■ **STATED PROBLEM**:
Write out the whole listing exactly as it stands.

Items from a figure collection:
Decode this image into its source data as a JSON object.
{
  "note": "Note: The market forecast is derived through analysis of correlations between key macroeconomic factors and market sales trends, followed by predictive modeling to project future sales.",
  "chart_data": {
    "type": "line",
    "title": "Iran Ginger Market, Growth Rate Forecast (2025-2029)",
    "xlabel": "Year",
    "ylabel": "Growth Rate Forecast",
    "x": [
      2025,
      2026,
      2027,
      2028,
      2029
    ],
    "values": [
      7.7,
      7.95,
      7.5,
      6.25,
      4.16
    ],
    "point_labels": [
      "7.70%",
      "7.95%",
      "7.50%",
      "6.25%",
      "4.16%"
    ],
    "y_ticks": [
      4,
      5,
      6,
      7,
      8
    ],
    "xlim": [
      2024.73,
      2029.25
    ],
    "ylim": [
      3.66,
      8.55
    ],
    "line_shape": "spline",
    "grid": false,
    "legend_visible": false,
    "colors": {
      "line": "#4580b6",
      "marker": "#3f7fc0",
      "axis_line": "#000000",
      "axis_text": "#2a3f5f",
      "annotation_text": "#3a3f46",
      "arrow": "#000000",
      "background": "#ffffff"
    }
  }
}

■ **ANSWER TO THIS PROBLEM**:
Decode this image into its source data as a JSON object.
{
  "note": "Note: The market forecast is derived through analysis of correlations between key macroeconomic factors and market sales trends, followed by predictive modeling to project future sales.",
  "chart_data": {
    "type": "line",
    "title": "Iran Ginger Market, Growth Rate Forecast (2025-2029)",
    "xlabel": "Year",
    "ylabel": "Growth Rate Forecast",
    "x": [
      2025,
      2026,
      2027,
      2028,
      2029
    ],
    "values": [
      7.7,
      7.95,
      7.5,
      6.25,
      4.16
    ],
    "point_labels": [
      "7.70%",
      "7.95%",
      "7.50%",
      "6.25%",
      "4.16%"
    ],
    "y_ticks": [
      4,
      5,
      6,
      7,
      8
    ],
    "xlim": [
      2024.73,
      2029.25
    ],
    "ylim": [
      3.66,
      8.55
    ],
    "line_shape": "spline",
    "grid": false,
    "legend_visible": false,
    "colors": {
      "line": "#4580b6",
      "marker": "#3f7fc0",
      "axis_line": "#000000",
      "axis_text": "#2a3f5f",
      "annotation_text": "#3a3f46",
      "arrow": "#000000",
      "background": "#ffffff"
    }
  }
}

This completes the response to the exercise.